EXERCISE DETAILS —
Set down the material below word for word, excluding the pictures.

>> start GIVEN RECORDS

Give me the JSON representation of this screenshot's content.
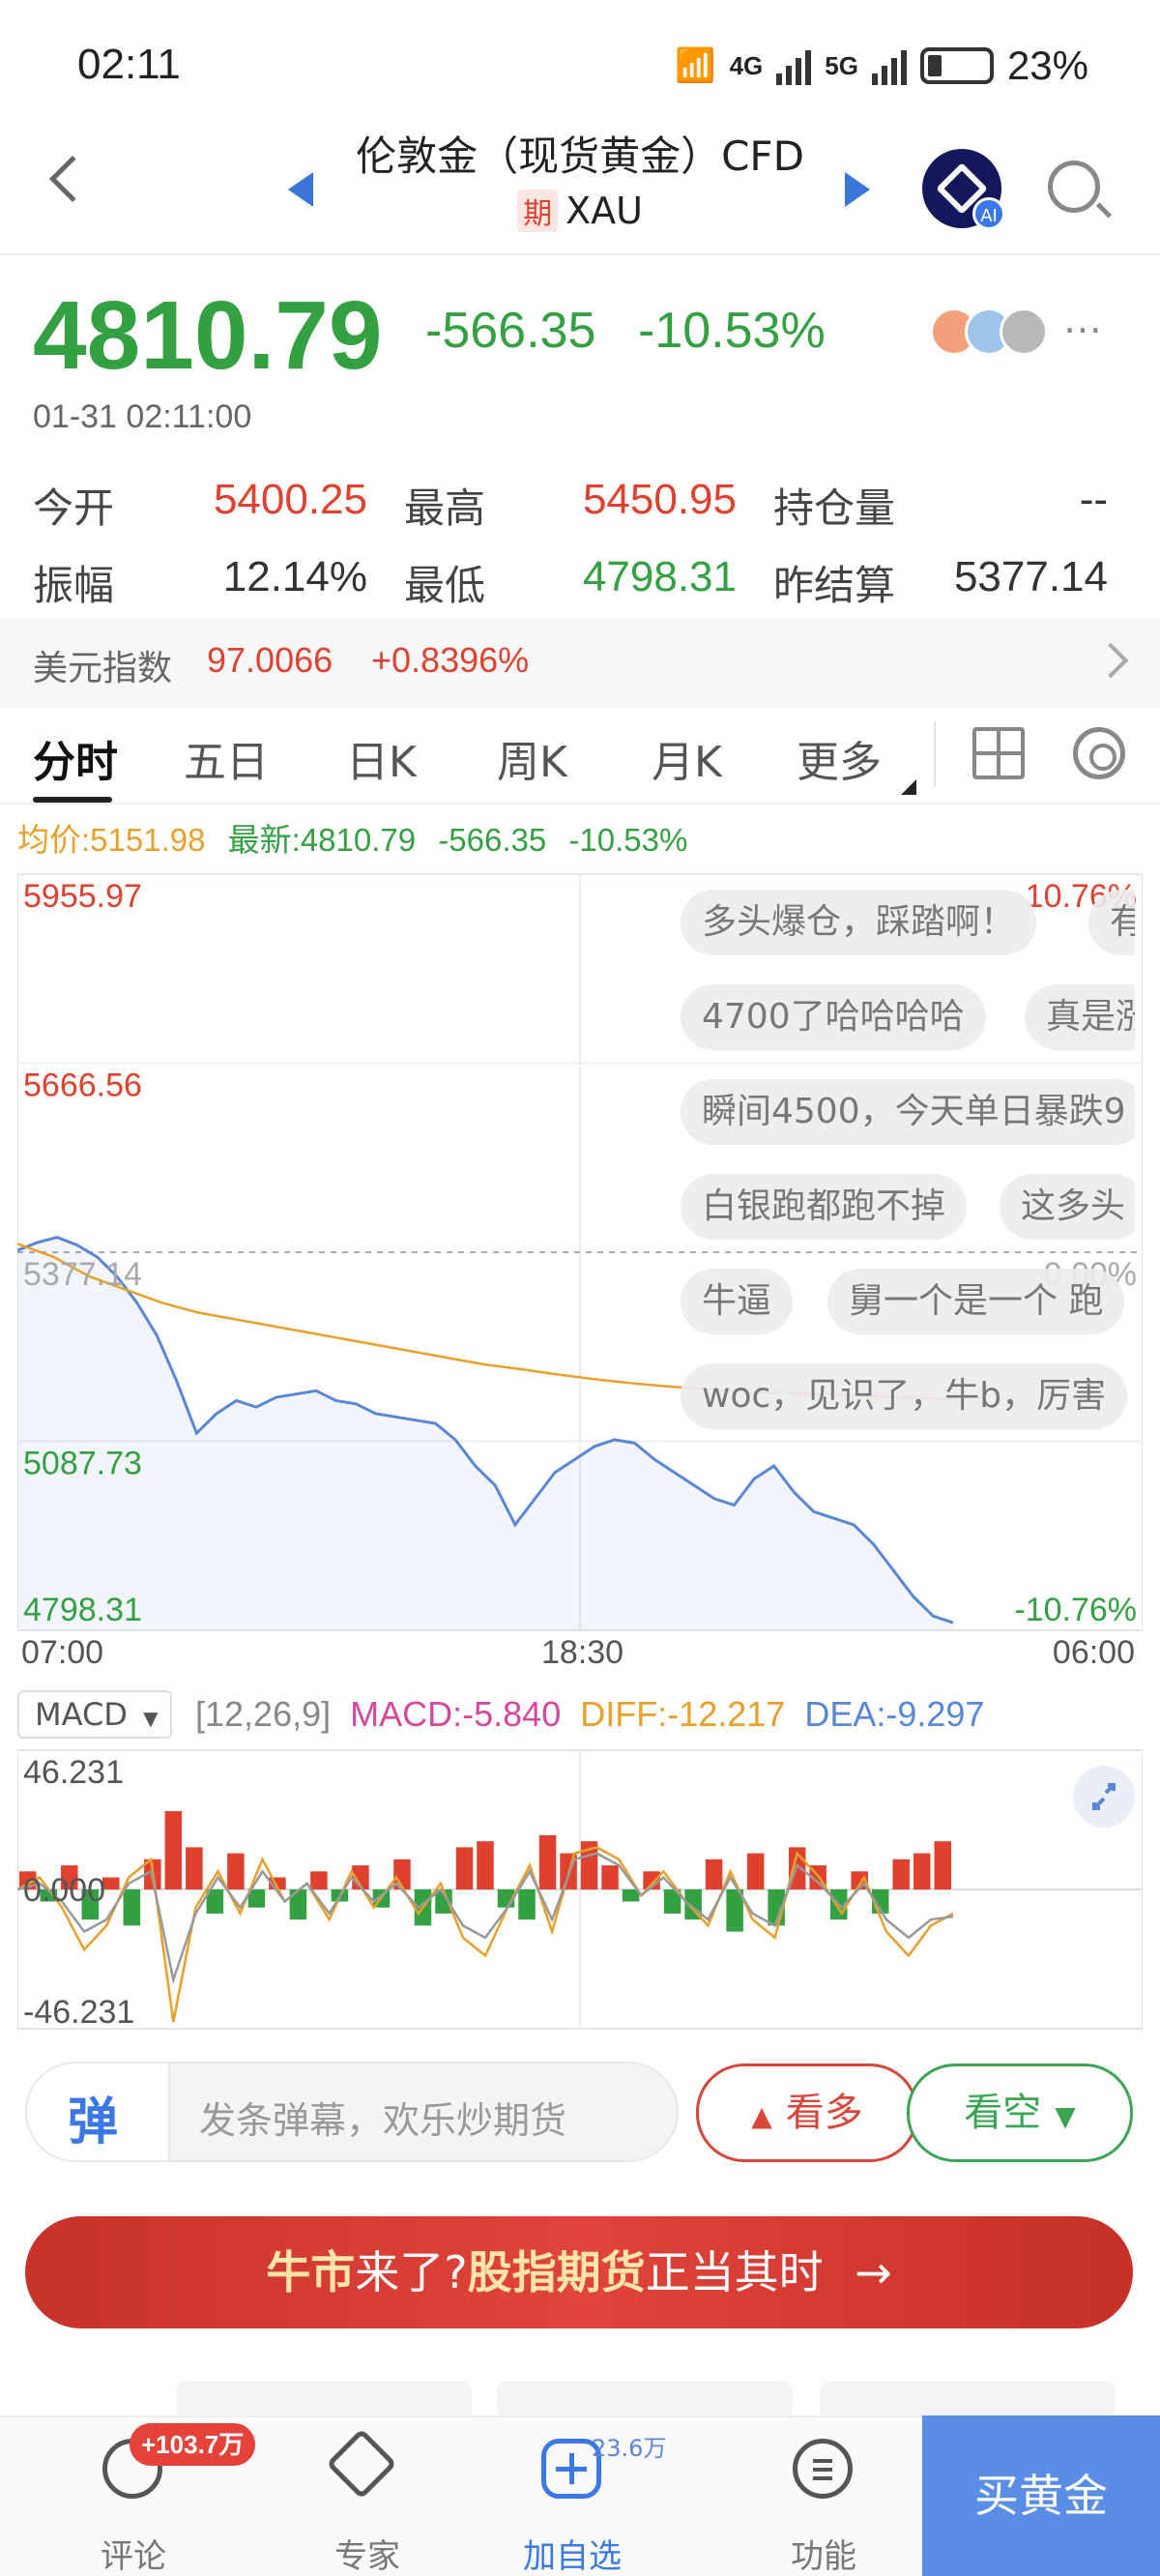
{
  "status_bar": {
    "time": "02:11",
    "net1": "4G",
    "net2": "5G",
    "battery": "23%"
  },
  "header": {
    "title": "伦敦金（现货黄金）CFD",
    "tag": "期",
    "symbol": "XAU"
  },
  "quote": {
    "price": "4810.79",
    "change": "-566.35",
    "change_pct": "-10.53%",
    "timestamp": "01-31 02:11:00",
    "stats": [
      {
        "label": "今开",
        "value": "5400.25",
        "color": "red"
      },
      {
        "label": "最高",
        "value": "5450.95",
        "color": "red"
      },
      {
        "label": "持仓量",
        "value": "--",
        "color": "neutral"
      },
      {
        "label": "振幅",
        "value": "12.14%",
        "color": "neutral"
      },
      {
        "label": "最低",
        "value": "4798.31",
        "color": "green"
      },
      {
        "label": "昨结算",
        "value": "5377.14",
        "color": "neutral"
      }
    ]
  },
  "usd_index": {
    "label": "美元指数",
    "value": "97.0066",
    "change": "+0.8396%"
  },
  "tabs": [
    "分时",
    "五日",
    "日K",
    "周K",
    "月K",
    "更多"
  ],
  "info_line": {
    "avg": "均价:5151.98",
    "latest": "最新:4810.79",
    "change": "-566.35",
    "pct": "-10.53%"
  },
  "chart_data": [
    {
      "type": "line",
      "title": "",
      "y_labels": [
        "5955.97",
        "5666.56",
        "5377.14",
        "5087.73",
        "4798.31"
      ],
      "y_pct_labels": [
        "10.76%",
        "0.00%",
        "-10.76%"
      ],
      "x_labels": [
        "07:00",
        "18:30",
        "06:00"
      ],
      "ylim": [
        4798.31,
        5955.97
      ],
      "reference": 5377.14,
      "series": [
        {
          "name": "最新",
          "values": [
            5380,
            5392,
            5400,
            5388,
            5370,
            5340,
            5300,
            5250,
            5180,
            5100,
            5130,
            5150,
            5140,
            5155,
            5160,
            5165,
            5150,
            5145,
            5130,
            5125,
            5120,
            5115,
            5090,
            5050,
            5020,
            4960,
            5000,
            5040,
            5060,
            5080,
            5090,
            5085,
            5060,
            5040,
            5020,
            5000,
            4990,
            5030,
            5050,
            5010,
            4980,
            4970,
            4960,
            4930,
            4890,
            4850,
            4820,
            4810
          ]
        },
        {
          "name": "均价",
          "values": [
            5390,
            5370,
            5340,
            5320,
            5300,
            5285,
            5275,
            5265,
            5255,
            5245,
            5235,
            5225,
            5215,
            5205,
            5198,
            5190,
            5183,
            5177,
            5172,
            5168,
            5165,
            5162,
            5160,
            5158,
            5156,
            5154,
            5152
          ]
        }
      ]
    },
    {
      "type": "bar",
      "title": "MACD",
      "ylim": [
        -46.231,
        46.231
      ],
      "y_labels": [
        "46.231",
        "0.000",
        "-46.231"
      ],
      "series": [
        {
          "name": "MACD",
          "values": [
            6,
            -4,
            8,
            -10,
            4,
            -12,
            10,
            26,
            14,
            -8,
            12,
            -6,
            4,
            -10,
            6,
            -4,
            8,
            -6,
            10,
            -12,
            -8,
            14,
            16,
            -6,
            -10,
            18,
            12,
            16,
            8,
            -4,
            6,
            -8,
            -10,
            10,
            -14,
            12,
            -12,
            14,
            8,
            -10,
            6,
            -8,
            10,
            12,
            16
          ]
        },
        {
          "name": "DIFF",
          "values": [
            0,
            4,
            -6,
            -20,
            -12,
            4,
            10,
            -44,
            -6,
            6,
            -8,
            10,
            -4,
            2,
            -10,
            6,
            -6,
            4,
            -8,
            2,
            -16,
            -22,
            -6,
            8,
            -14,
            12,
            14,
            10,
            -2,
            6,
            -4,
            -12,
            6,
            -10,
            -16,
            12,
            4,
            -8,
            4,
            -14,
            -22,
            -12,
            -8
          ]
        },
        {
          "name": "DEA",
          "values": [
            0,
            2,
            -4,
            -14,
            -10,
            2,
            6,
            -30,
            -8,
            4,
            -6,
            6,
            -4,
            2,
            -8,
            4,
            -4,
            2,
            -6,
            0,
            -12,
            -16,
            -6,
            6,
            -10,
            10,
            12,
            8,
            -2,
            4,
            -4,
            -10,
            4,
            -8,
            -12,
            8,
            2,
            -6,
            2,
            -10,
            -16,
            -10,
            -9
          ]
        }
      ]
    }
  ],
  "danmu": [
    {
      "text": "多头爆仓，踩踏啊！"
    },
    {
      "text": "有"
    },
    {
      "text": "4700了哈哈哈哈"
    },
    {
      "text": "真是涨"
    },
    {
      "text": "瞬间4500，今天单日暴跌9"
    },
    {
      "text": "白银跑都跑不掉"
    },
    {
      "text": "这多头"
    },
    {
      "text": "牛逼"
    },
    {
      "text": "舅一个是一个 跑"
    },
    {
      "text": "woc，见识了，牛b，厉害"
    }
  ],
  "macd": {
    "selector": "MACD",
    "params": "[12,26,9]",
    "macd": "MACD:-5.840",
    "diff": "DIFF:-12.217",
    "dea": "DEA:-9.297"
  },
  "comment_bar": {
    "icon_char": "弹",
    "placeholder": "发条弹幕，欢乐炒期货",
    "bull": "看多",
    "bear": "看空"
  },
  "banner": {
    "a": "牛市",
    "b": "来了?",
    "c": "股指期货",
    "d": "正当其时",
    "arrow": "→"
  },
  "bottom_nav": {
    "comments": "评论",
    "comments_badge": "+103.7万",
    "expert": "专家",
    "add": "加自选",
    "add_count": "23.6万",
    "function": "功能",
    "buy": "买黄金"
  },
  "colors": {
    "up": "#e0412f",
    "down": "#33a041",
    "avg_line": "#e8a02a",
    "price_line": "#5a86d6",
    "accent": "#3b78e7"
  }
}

>> end GIVEN RECORDS

FINAL RESULT —
Give me the JSON representation of this screenshot's content.
{
  "status_bar": {
    "time": "02:11",
    "net1": "4G",
    "net2": "5G",
    "battery": "23%"
  },
  "header": {
    "title": "伦敦金（现货黄金）CFD",
    "tag": "期",
    "symbol": "XAU"
  },
  "quote": {
    "price": "4810.79",
    "change": "-566.35",
    "change_pct": "-10.53%",
    "timestamp": "01-31 02:11:00",
    "stats": [
      {
        "label": "今开",
        "value": "5400.25",
        "color": "red"
      },
      {
        "label": "最高",
        "value": "5450.95",
        "color": "red"
      },
      {
        "label": "持仓量",
        "value": "--",
        "color": "neutral"
      },
      {
        "label": "振幅",
        "value": "12.14%",
        "color": "neutral"
      },
      {
        "label": "最低",
        "value": "4798.31",
        "color": "green"
      },
      {
        "label": "昨结算",
        "value": "5377.14",
        "color": "neutral"
      }
    ]
  },
  "usd_index": {
    "label": "美元指数",
    "value": "97.0066",
    "change": "+0.8396%"
  },
  "tabs": [
    "分时",
    "五日",
    "日K",
    "周K",
    "月K",
    "更多"
  ],
  "info_line": {
    "avg": "均价:5151.98",
    "latest": "最新:4810.79",
    "change": "-566.35",
    "pct": "-10.53%"
  },
  "chart_data": [
    {
      "type": "line",
      "title": "",
      "y_labels": [
        "5955.97",
        "5666.56",
        "5377.14",
        "5087.73",
        "4798.31"
      ],
      "y_pct_labels": [
        "10.76%",
        "0.00%",
        "-10.76%"
      ],
      "x_labels": [
        "07:00",
        "18:30",
        "06:00"
      ],
      "ylim": [
        4798.31,
        5955.97
      ],
      "reference": 5377.14,
      "series": [
        {
          "name": "最新",
          "values": [
            5380,
            5392,
            5400,
            5388,
            5370,
            5340,
            5300,
            5250,
            5180,
            5100,
            5130,
            5150,
            5140,
            5155,
            5160,
            5165,
            5150,
            5145,
            5130,
            5125,
            5120,
            5115,
            5090,
            5050,
            5020,
            4960,
            5000,
            5040,
            5060,
            5080,
            5090,
            5085,
            5060,
            5040,
            5020,
            5000,
            4990,
            5030,
            5050,
            5010,
            4980,
            4970,
            4960,
            4930,
            4890,
            4850,
            4820,
            4810
          ]
        },
        {
          "name": "均价",
          "values": [
            5390,
            5370,
            5340,
            5320,
            5300,
            5285,
            5275,
            5265,
            5255,
            5245,
            5235,
            5225,
            5215,
            5205,
            5198,
            5190,
            5183,
            5177,
            5172,
            5168,
            5165,
            5162,
            5160,
            5158,
            5156,
            5154,
            5152
          ]
        }
      ]
    },
    {
      "type": "bar",
      "title": "MACD",
      "ylim": [
        -46.231,
        46.231
      ],
      "y_labels": [
        "46.231",
        "0.000",
        "-46.231"
      ],
      "series": [
        {
          "name": "MACD",
          "values": [
            6,
            -4,
            8,
            -10,
            4,
            -12,
            10,
            26,
            14,
            -8,
            12,
            -6,
            4,
            -10,
            6,
            -4,
            8,
            -6,
            10,
            -12,
            -8,
            14,
            16,
            -6,
            -10,
            18,
            12,
            16,
            8,
            -4,
            6,
            -8,
            -10,
            10,
            -14,
            12,
            -12,
            14,
            8,
            -10,
            6,
            -8,
            10,
            12,
            16
          ]
        },
        {
          "name": "DIFF",
          "values": [
            0,
            4,
            -6,
            -20,
            -12,
            4,
            10,
            -44,
            -6,
            6,
            -8,
            10,
            -4,
            2,
            -10,
            6,
            -6,
            4,
            -8,
            2,
            -16,
            -22,
            -6,
            8,
            -14,
            12,
            14,
            10,
            -2,
            6,
            -4,
            -12,
            6,
            -10,
            -16,
            12,
            4,
            -8,
            4,
            -14,
            -22,
            -12,
            -8
          ]
        },
        {
          "name": "DEA",
          "values": [
            0,
            2,
            -4,
            -14,
            -10,
            2,
            6,
            -30,
            -8,
            4,
            -6,
            6,
            -4,
            2,
            -8,
            4,
            -4,
            2,
            -6,
            0,
            -12,
            -16,
            -6,
            6,
            -10,
            10,
            12,
            8,
            -2,
            4,
            -4,
            -10,
            4,
            -8,
            -12,
            8,
            2,
            -6,
            2,
            -10,
            -16,
            -10,
            -9
          ]
        }
      ]
    }
  ],
  "danmu": [
    {
      "text": "多头爆仓，踩踏啊！"
    },
    {
      "text": "有"
    },
    {
      "text": "4700了哈哈哈哈"
    },
    {
      "text": "真是涨"
    },
    {
      "text": "瞬间4500，今天单日暴跌9"
    },
    {
      "text": "白银跑都跑不掉"
    },
    {
      "text": "这多头"
    },
    {
      "text": "牛逼"
    },
    {
      "text": "舅一个是一个 跑"
    },
    {
      "text": "woc，见识了，牛b，厉害"
    }
  ],
  "macd": {
    "selector": "MACD",
    "params": "[12,26,9]",
    "macd": "MACD:-5.840",
    "diff": "DIFF:-12.217",
    "dea": "DEA:-9.297"
  },
  "comment_bar": {
    "icon_char": "弹",
    "placeholder": "发条弹幕，欢乐炒期货",
    "bull": "看多",
    "bear": "看空"
  },
  "banner": {
    "a": "牛市",
    "b": "来了?",
    "c": "股指期货",
    "d": "正当其时",
    "arrow": "→"
  },
  "bottom_nav": {
    "comments": "评论",
    "comments_badge": "+103.7万",
    "expert": "专家",
    "add": "加自选",
    "add_count": "23.6万",
    "function": "功能",
    "buy": "买黄金"
  },
  "colors": {
    "up": "#e0412f",
    "down": "#33a041",
    "avg_line": "#e8a02a",
    "price_line": "#5a86d6",
    "accent": "#3b78e7"
  }
}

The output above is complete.